» **Records supplied**:
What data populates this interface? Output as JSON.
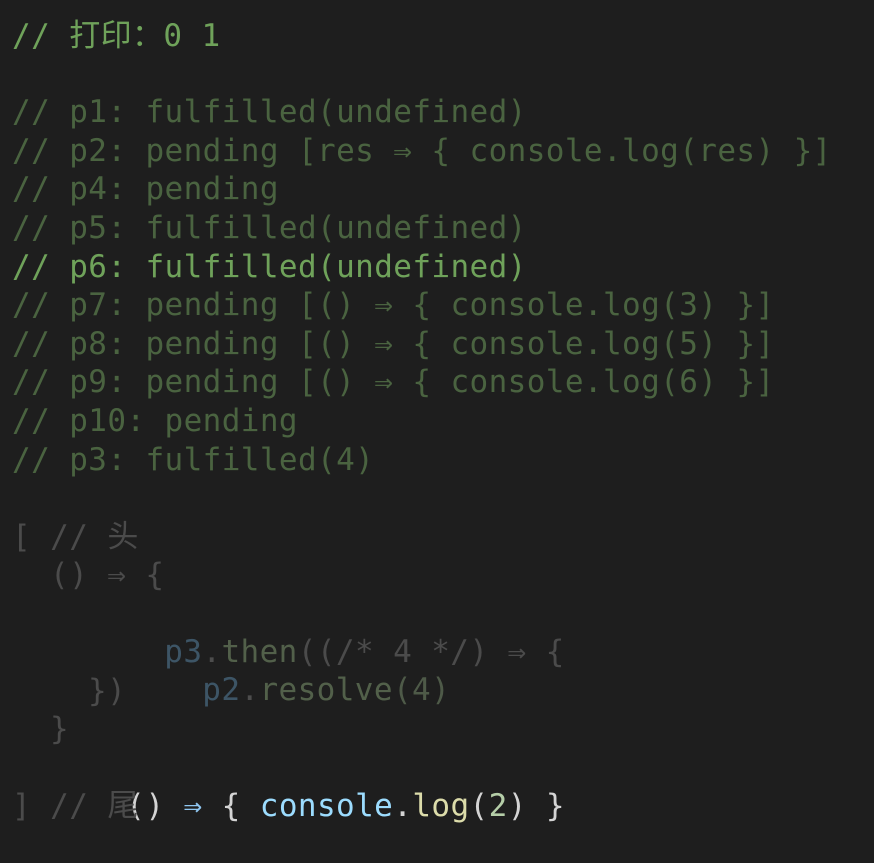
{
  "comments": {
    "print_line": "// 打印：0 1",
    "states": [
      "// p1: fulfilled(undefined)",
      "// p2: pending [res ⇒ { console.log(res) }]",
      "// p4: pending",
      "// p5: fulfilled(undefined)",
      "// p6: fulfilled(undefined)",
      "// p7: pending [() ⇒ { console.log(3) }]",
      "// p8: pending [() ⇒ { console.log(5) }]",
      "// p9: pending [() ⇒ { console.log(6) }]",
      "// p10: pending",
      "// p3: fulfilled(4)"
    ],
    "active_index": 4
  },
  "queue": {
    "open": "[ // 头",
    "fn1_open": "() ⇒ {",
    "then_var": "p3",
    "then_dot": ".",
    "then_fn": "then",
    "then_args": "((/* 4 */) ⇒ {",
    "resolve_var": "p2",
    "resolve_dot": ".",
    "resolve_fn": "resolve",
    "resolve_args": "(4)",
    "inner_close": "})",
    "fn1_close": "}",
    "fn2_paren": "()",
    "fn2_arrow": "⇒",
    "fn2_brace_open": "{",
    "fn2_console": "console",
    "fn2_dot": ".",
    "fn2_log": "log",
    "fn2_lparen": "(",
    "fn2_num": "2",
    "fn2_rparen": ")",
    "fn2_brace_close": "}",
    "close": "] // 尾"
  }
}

==

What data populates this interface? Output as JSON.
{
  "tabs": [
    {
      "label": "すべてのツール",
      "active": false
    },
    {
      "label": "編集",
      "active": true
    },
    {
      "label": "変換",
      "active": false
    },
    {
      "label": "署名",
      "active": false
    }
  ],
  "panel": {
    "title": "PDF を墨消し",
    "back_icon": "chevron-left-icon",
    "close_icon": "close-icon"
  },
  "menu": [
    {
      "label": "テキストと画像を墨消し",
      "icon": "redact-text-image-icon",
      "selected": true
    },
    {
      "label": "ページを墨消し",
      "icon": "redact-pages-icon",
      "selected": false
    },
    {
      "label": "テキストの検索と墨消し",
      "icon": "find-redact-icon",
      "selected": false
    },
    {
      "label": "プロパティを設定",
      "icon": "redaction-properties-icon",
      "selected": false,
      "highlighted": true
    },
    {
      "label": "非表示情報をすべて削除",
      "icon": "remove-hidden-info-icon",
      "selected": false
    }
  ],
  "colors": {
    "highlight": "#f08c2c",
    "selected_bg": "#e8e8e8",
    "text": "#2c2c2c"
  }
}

» **Work to complete**:
The lines to collect are those holding the string "label"; copy them all.

» **Exercise answer**:
      "label": "すべてのツール",
      "label": "編集",
      "label": "変換",
      "label": "署名",
      "label": "テキストと画像を墨消し",
      "label": "ページを墨消し",
      "label": "テキストの検索と墨消し",
      "label": "プロパティを設定",
      "label": "非表示情報をすべて削除",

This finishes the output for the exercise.